- [Exercise goal]:
From the listing, collect all lines containing the word "Ausfall".

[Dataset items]

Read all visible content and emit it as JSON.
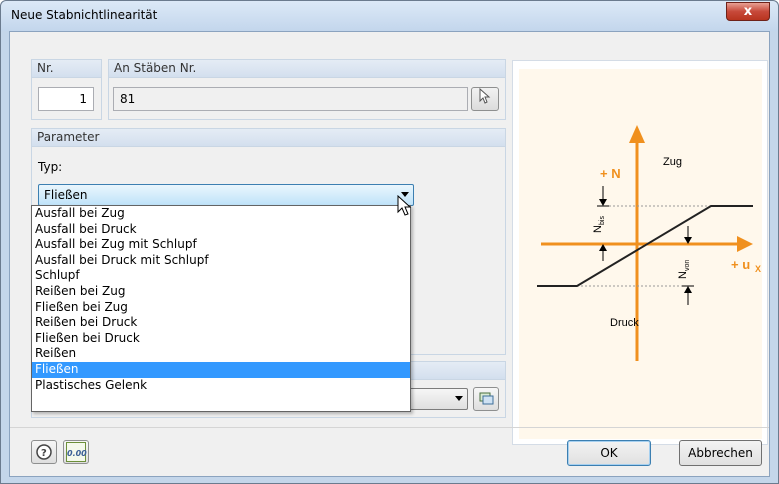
{
  "window": {
    "title": "Neue Stabnichtlinearität",
    "close_label": "x"
  },
  "nr": {
    "label": "Nr.",
    "value": "1"
  },
  "members": {
    "label": "An Stäben Nr.",
    "value": "81"
  },
  "parameter": {
    "header": "Parameter",
    "type_label": "Typ:",
    "selected": "Fließen",
    "options": [
      "Ausfall bei Zug",
      "Ausfall bei Druck",
      "Ausfall bei Zug mit Schlupf",
      "Ausfall bei Druck mit Schlupf",
      "Schlupf",
      "Reißen bei Zug",
      "Fließen bei Zug",
      "Reißen bei Druck",
      "Fließen bei Druck",
      "Reißen",
      "Fließen",
      "Plastisches Gelenk"
    ],
    "highlighted_index": 10
  },
  "diagram": {
    "n_label": "+ N",
    "u_label": "+ u",
    "u_subscript": "X",
    "zug": "Zug",
    "druck": "Druck",
    "n_bis": "N",
    "n_bis_sub": "bis",
    "n_von": "N",
    "n_von_sub": "von",
    "accent_color": "#f0901e"
  },
  "footer": {
    "ok_label": "OK",
    "cancel_label": "Abbrechen",
    "units_label": "0.00"
  }
}
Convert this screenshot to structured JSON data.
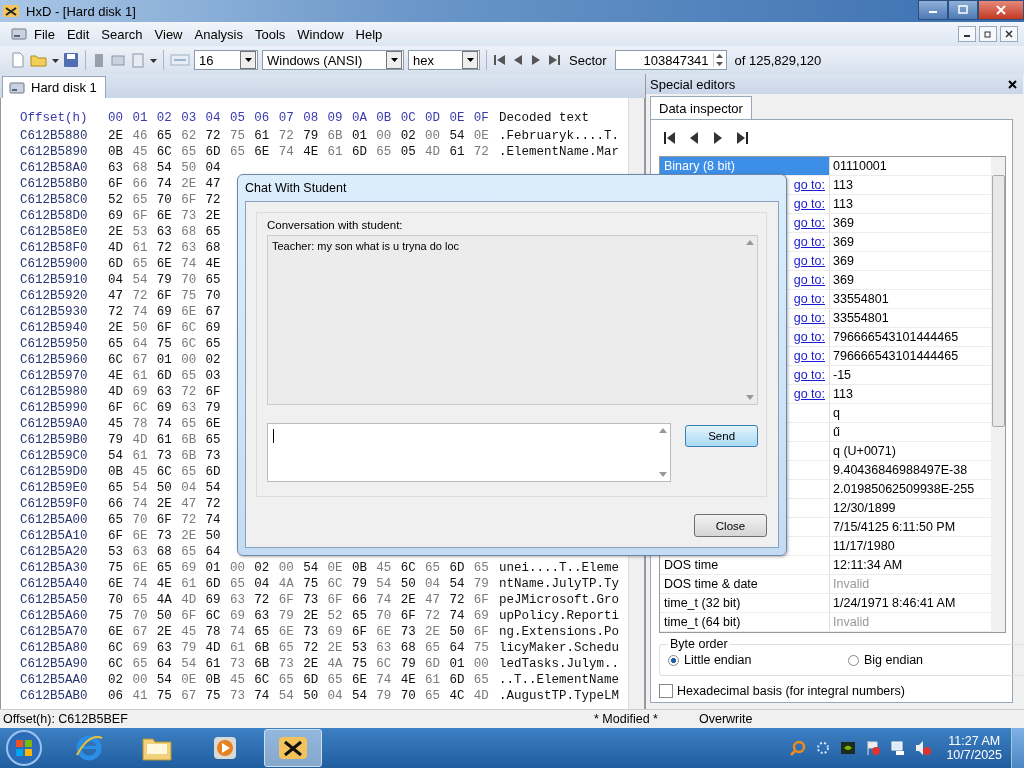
{
  "window": {
    "title": "HxD - [Hard disk 1]"
  },
  "menu": [
    "File",
    "Edit",
    "Search",
    "View",
    "Analysis",
    "Tools",
    "Window",
    "Help"
  ],
  "toolbar": {
    "bytes_per_row": "16",
    "charset": "Windows (ANSI)",
    "display": "hex",
    "sector_label": "Sector",
    "sector": "103847341",
    "sector_total": "of 125,829,120"
  },
  "document_tabs": [
    {
      "label": "Hard disk 1",
      "selected": true
    }
  ],
  "hex_view": {
    "header": {
      "offset": "Offset(h)",
      "columns": "00 01 02 03 04 05 06 07 08 09 0A 0B 0C 0D 0E 0F",
      "decoded": "Decoded text"
    },
    "rows": [
      {
        "offset": "C612B5880",
        "bytes": "2E 46 65 62 72 75 61 72 79 6B 01 00 02 00 54 0E",
        "text": ".Februaryk....T."
      },
      {
        "offset": "C612B5890",
        "bytes": "0B 45 6C 65 6D 65 6E 74 4E 61 6D 65 05 4D 61 72",
        "text": ".ElementName.Mar"
      },
      {
        "offset": "C612B58A0",
        "bytes": "63 68 54 50 04"
      },
      {
        "offset": "C612B58B0",
        "bytes": "6F 66 74 2E 47"
      },
      {
        "offset": "C612B58C0",
        "bytes": "52 65 70 6F 72"
      },
      {
        "offset": "C612B58D0",
        "bytes": "69 6F 6E 73 2E"
      },
      {
        "offset": "C612B58E0",
        "bytes": "2E 53 63 68 65"
      },
      {
        "offset": "C612B58F0",
        "bytes": "4D 61 72 63 68"
      },
      {
        "offset": "C612B5900",
        "bytes": "6D 65 6E 74 4E"
      },
      {
        "offset": "C612B5910",
        "bytes": "04 54 79 70 65"
      },
      {
        "offset": "C612B5920",
        "bytes": "47 72 6F 75 70"
      },
      {
        "offset": "C612B5930",
        "bytes": "72 74 69 6E 67"
      },
      {
        "offset": "C612B5940",
        "bytes": "2E 50 6F 6C 69"
      },
      {
        "offset": "C612B5950",
        "bytes": "65 64 75 6C 65"
      },
      {
        "offset": "C612B5960",
        "bytes": "6C 67 01 00 02"
      },
      {
        "offset": "C612B5970",
        "bytes": "4E 61 6D 65 03"
      },
      {
        "offset": "C612B5980",
        "bytes": "4D 69 63 72 6F"
      },
      {
        "offset": "C612B5990",
        "bytes": "6F 6C 69 63 79"
      },
      {
        "offset": "C612B59A0",
        "bytes": "45 78 74 65 6E"
      },
      {
        "offset": "C612B59B0",
        "bytes": "79 4D 61 6B 65"
      },
      {
        "offset": "C612B59C0",
        "bytes": "54 61 73 6B 73"
      },
      {
        "offset": "C612B59D0",
        "bytes": "0B 45 6C 65 6D"
      },
      {
        "offset": "C612B59E0",
        "bytes": "65 54 50 04 54"
      },
      {
        "offset": "C612B59F0",
        "bytes": "66 74 2E 47 72"
      },
      {
        "offset": "C612B5A00",
        "bytes": "65 70 6F 72 74"
      },
      {
        "offset": "C612B5A10",
        "bytes": "6F 6E 73 2E 50"
      },
      {
        "offset": "C612B5A20",
        "bytes": "53 63 68 65 64"
      },
      {
        "offset": "C612B5A30",
        "bytes": "75 6E 65 69 01 00 02 00 54 0E 0B 45 6C 65 6D 65",
        "text": "unei....T..Eleme"
      },
      {
        "offset": "C612B5A40",
        "bytes": "6E 74 4E 61 6D 65 04 4A 75 6C 79 54 50 04 54 79",
        "text": "ntName.JulyTP.Ty"
      },
      {
        "offset": "C612B5A50",
        "bytes": "70 65 4A 4D 69 63 72 6F 73 6F 66 74 2E 47 72 6F",
        "text": "peJMicrosoft.Gro"
      },
      {
        "offset": "C612B5A60",
        "bytes": "75 70 50 6F 6C 69 63 79 2E 52 65 70 6F 72 74 69",
        "text": "upPolicy.Reporti"
      },
      {
        "offset": "C612B5A70",
        "bytes": "6E 67 2E 45 78 74 65 6E 73 69 6F 6E 73 2E 50 6F",
        "text": "ng.Extensions.Po"
      },
      {
        "offset": "C612B5A80",
        "bytes": "6C 69 63 79 4D 61 6B 65 72 2E 53 63 68 65 64 75",
        "text": "licyMaker.Schedu"
      },
      {
        "offset": "C612B5A90",
        "bytes": "6C 65 64 54 61 73 6B 73 2E 4A 75 6C 79 6D 01 00",
        "text": "ledTasks.Julym.."
      },
      {
        "offset": "C612B5AA0",
        "bytes": "02 00 54 0E 0B 45 6C 65 6D 65 6E 74 4E 61 6D 65",
        "text": "..T..ElementName"
      },
      {
        "offset": "C612B5AB0",
        "bytes": "06 41 75 67 75 73 74 54 50 04 54 79 70 65 4C 4D",
        "text": ".AugustTP.TypeLM"
      }
    ]
  },
  "special_editors": {
    "title": "Special editors",
    "tabs": [
      {
        "label": "Data inspector",
        "selected": true
      }
    ],
    "rows": [
      {
        "label": "Binary (8 bit)",
        "value": "01110001",
        "selected": true,
        "invalid": false
      },
      {
        "link": "go to:",
        "value": "113",
        "selected": false,
        "invalid": false
      },
      {
        "link": "go to:",
        "value": "113",
        "selected": false,
        "invalid": false
      },
      {
        "link": "go to:",
        "value": "369",
        "selected": false,
        "invalid": false
      },
      {
        "link": "go to:",
        "value": "369",
        "selected": false,
        "invalid": false
      },
      {
        "link": "go to:",
        "value": "369",
        "selected": false,
        "invalid": false
      },
      {
        "link": "go to:",
        "value": "369",
        "selected": false,
        "invalid": false
      },
      {
        "link": "go to:",
        "value": "33554801",
        "selected": false,
        "invalid": false
      },
      {
        "link": "go to:",
        "value": "33554801",
        "selected": false,
        "invalid": false
      },
      {
        "link": "go to:",
        "value": "796666543101444465",
        "selected": false,
        "invalid": false
      },
      {
        "link": "go to:",
        "value": "796666543101444465",
        "selected": false,
        "invalid": false
      },
      {
        "link": "go to:",
        "value": "-15",
        "selected": false,
        "invalid": false
      },
      {
        "link": "go to:",
        "value": "113",
        "selected": false,
        "invalid": false
      },
      {
        "value": "q",
        "selected": false,
        "invalid": false
      },
      {
        "value": "ű",
        "selected": false,
        "invalid": false
      },
      {
        "value": "q (U+0071)",
        "selected": false,
        "invalid": false
      },
      {
        "value": "9.40436846988497E-38",
        "selected": false,
        "invalid": false
      },
      {
        "value": "2.01985062509938E-255",
        "selected": false,
        "invalid": false
      },
      {
        "value": "12/30/1899",
        "selected": false,
        "invalid": false
      },
      {
        "value": "7/15/4125 6:11:50 PM",
        "selected": false,
        "invalid": false
      },
      {
        "value": "11/17/1980",
        "selected": false,
        "invalid": false
      },
      {
        "label": "DOS time",
        "value": "12:11:34 AM",
        "selected": false,
        "invalid": false
      },
      {
        "label": "DOS time & date",
        "value": "Invalid",
        "selected": false,
        "invalid": true
      },
      {
        "label": "time_t (32 bit)",
        "value": "1/24/1971 8:46:41 AM",
        "selected": false,
        "invalid": false
      },
      {
        "label": "time_t (64 bit)",
        "value": "Invalid",
        "selected": false,
        "invalid": true
      }
    ],
    "byte_order": {
      "title": "Byte order",
      "options": [
        {
          "label": "Little endian",
          "selected": true
        },
        {
          "label": "Big endian",
          "selected": false
        }
      ]
    },
    "hex_basis": {
      "label": "Hexadecimal basis (for integral numbers)",
      "checked": false
    }
  },
  "dialog": {
    "title": "Chat With Student",
    "group": "Conversation with student:",
    "conversation": "Teacher: my son what is u tryna do loc",
    "buttons": [
      {
        "kind": "send",
        "label": "Send"
      },
      {
        "kind": "close",
        "label": "Close"
      }
    ]
  },
  "status_bar": [
    "Offset(h): C612B5BEF",
    "* Modified *",
    "Overwrite"
  ],
  "taskbar": {
    "apps": [
      {
        "kind": "browser",
        "selected": false
      },
      {
        "kind": "folder",
        "selected": false
      },
      {
        "kind": "player",
        "selected": false
      },
      {
        "kind": "hxd",
        "selected": true
      }
    ],
    "time": "11:27 AM",
    "date": "10/7/2025"
  }
}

- [Right answer]:
      "Ausfall bei Zug",
      "Ausfall bei Druck",
      "Ausfall bei Zug mit Schlupf",
      "Ausfall bei Druck mit Schlupf",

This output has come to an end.